Every entry below must appear again, exactly as written.

===== Supplied entries

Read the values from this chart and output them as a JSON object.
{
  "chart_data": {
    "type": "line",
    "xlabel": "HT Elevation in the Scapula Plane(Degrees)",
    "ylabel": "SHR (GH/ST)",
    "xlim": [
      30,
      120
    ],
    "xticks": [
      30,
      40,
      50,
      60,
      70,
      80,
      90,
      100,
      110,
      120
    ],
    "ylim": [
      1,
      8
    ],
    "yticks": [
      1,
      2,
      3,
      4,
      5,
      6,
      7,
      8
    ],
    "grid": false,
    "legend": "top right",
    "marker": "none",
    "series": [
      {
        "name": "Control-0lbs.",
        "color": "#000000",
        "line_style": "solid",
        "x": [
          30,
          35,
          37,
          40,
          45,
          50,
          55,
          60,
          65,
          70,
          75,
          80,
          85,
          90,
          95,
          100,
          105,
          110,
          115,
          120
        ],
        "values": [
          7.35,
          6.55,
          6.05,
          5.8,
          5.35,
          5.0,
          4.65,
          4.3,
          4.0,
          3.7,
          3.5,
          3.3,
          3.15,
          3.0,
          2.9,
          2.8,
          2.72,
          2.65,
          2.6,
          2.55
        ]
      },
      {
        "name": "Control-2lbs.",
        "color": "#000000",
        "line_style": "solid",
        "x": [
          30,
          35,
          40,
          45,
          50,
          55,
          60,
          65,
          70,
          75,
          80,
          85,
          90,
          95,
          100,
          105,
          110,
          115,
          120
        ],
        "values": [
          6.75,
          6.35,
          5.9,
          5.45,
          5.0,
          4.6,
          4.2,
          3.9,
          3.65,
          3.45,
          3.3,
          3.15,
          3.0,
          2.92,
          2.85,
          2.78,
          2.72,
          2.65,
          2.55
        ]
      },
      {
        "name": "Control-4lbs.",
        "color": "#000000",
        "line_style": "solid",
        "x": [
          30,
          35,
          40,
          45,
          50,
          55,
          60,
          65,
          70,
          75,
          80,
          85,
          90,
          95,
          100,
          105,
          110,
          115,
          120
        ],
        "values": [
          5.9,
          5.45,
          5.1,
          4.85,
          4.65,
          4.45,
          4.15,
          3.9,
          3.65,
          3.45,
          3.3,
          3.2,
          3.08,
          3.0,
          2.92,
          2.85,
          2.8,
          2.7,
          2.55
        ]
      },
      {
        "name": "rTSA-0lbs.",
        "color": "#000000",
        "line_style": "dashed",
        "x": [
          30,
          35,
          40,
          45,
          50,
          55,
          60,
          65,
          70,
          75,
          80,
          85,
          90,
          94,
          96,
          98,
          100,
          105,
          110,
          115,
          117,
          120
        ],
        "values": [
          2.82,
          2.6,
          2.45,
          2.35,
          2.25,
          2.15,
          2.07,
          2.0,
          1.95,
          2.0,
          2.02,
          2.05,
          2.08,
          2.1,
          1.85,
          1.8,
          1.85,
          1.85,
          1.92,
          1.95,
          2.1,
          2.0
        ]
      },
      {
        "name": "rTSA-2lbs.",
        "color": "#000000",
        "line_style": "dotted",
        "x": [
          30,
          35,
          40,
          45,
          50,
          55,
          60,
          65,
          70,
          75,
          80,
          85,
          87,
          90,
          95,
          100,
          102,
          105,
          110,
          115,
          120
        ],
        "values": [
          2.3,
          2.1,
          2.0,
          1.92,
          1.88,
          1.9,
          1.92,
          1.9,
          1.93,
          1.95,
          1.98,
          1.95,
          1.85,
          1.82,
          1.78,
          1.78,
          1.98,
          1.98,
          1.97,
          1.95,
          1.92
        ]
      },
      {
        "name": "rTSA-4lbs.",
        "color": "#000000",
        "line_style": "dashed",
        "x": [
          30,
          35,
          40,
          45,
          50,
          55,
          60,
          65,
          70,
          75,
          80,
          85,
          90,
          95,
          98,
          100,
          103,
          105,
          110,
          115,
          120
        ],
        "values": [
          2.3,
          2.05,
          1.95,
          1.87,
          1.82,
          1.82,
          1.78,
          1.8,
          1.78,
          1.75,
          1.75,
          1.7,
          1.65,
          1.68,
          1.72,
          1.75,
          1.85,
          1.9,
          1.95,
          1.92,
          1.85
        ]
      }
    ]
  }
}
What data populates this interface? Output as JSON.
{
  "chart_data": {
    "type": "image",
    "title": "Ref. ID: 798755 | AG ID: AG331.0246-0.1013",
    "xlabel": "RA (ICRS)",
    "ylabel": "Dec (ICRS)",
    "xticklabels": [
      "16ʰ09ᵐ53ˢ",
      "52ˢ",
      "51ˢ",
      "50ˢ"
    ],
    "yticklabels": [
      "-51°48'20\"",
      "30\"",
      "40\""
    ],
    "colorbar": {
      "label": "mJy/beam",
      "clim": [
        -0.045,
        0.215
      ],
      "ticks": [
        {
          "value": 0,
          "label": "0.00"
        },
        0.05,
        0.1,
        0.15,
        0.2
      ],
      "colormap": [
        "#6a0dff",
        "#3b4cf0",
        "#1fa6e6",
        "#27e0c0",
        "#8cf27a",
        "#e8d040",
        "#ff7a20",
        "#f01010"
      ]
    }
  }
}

==========

Finished answer
Read the values from this chart and output them as a JSON object.
{
  "chart_data": {
    "type": "line",
    "xlabel": "HT Elevation in the Scapula Plane(Degrees)",
    "ylabel": "SHR (GH/ST)",
    "xlim": [
      30,
      120
    ],
    "xticks": [
      30,
      40,
      50,
      60,
      70,
      80,
      90,
      100,
      110,
      120
    ],
    "ylim": [
      1,
      8
    ],
    "yticks": [
      1,
      2,
      3,
      4,
      5,
      6,
      7,
      8
    ],
    "grid": false,
    "legend": "top right",
    "marker": "none",
    "series": [
      {
        "name": "Control-0lbs.",
        "color": "#000000",
        "line_style": "solid",
        "x": [
          30,
          35,
          37,
          40,
          45,
          50,
          55,
          60,
          65,
          70,
          75,
          80,
          85,
          90,
          95,
          100,
          105,
          110,
          115,
          120
        ],
        "values": [
          7.35,
          6.55,
          6.05,
          5.8,
          5.35,
          5.0,
          4.65,
          4.3,
          4.0,
          3.7,
          3.5,
          3.3,
          3.15,
          3.0,
          2.9,
          2.8,
          2.72,
          2.65,
          2.6,
          2.55
        ]
      },
      {
        "name": "Control-2lbs.",
        "color": "#000000",
        "line_style": "solid",
        "x": [
          30,
          35,
          40,
          45,
          50,
          55,
          60,
          65,
          70,
          75,
          80,
          85,
          90,
          95,
          100,
          105,
          110,
          115,
          120
        ],
        "values": [
          6.75,
          6.35,
          5.9,
          5.45,
          5.0,
          4.6,
          4.2,
          3.9,
          3.65,
          3.45,
          3.3,
          3.15,
          3.0,
          2.92,
          2.85,
          2.78,
          2.72,
          2.65,
          2.55
        ]
      },
      {
        "name": "Control-4lbs.",
        "color": "#000000",
        "line_style": "solid",
        "x": [
          30,
          35,
          40,
          45,
          50,
          55,
          60,
          65,
          70,
          75,
          80,
          85,
          90,
          95,
          100,
          105,
          110,
          115,
          120
        ],
        "values": [
          5.9,
          5.45,
          5.1,
          4.85,
          4.65,
          4.45,
          4.15,
          3.9,
          3.65,
          3.45,
          3.3,
          3.2,
          3.08,
          3.0,
          2.92,
          2.85,
          2.8,
          2.7,
          2.55
        ]
      },
      {
        "name": "rTSA-0lbs.",
        "color": "#000000",
        "line_style": "dashed",
        "x": [
          30,
          35,
          40,
          45,
          50,
          55,
          60,
          65,
          70,
          75,
          80,
          85,
          90,
          94,
          96,
          98,
          100,
          105,
          110,
          115,
          117,
          120
        ],
        "values": [
          2.82,
          2.6,
          2.45,
          2.35,
          2.25,
          2.15,
          2.07,
          2.0,
          1.95,
          2.0,
          2.02,
          2.05,
          2.08,
          2.1,
          1.85,
          1.8,
          1.85,
          1.85,
          1.92,
          1.95,
          2.1,
          2.0
        ]
      },
      {
        "name": "rTSA-2lbs.",
        "color": "#000000",
        "line_style": "dotted",
        "x": [
          30,
          35,
          40,
          45,
          50,
          55,
          60,
          65,
          70,
          75,
          80,
          85,
          87,
          90,
          95,
          100,
          102,
          105,
          110,
          115,
          120
        ],
        "values": [
          2.3,
          2.1,
          2.0,
          1.92,
          1.88,
          1.9,
          1.92,
          1.9,
          1.93,
          1.95,
          1.98,
          1.95,
          1.85,
          1.82,
          1.78,
          1.78,
          1.98,
          1.98,
          1.97,
          1.95,
          1.92
        ]
      },
      {
        "name": "rTSA-4lbs.",
        "color": "#000000",
        "line_style": "dashed",
        "x": [
          30,
          35,
          40,
          45,
          50,
          55,
          60,
          65,
          70,
          75,
          80,
          85,
          90,
          95,
          98,
          100,
          103,
          105,
          110,
          115,
          120
        ],
        "values": [
          2.3,
          2.05,
          1.95,
          1.87,
          1.82,
          1.82,
          1.78,
          1.8,
          1.78,
          1.75,
          1.75,
          1.7,
          1.65,
          1.68,
          1.72,
          1.75,
          1.85,
          1.9,
          1.95,
          1.92,
          1.85
        ]
      }
    ]
  }
}
What data populates this interface? Output as JSON.
{
  "chart_data": {
    "type": "image",
    "title": "Ref. ID: 798755 | AG ID: AG331.0246-0.1013",
    "xlabel": "RA (ICRS)",
    "ylabel": "Dec (ICRS)",
    "xticklabels": [
      "16ʰ09ᵐ53ˢ",
      "52ˢ",
      "51ˢ",
      "50ˢ"
    ],
    "yticklabels": [
      "-51°48'20\"",
      "30\"",
      "40\""
    ],
    "colorbar": {
      "label": "mJy/beam",
      "clim": [
        -0.045,
        0.215
      ],
      "ticks": [
        {
          "value": 0,
          "label": "0.00"
        },
        0.05,
        0.1,
        0.15,
        0.2
      ],
      "colormap": [
        "#6a0dff",
        "#3b4cf0",
        "#1fa6e6",
        "#27e0c0",
        "#8cf27a",
        "#e8d040",
        "#ff7a20",
        "#f01010"
      ]
    }
  }
}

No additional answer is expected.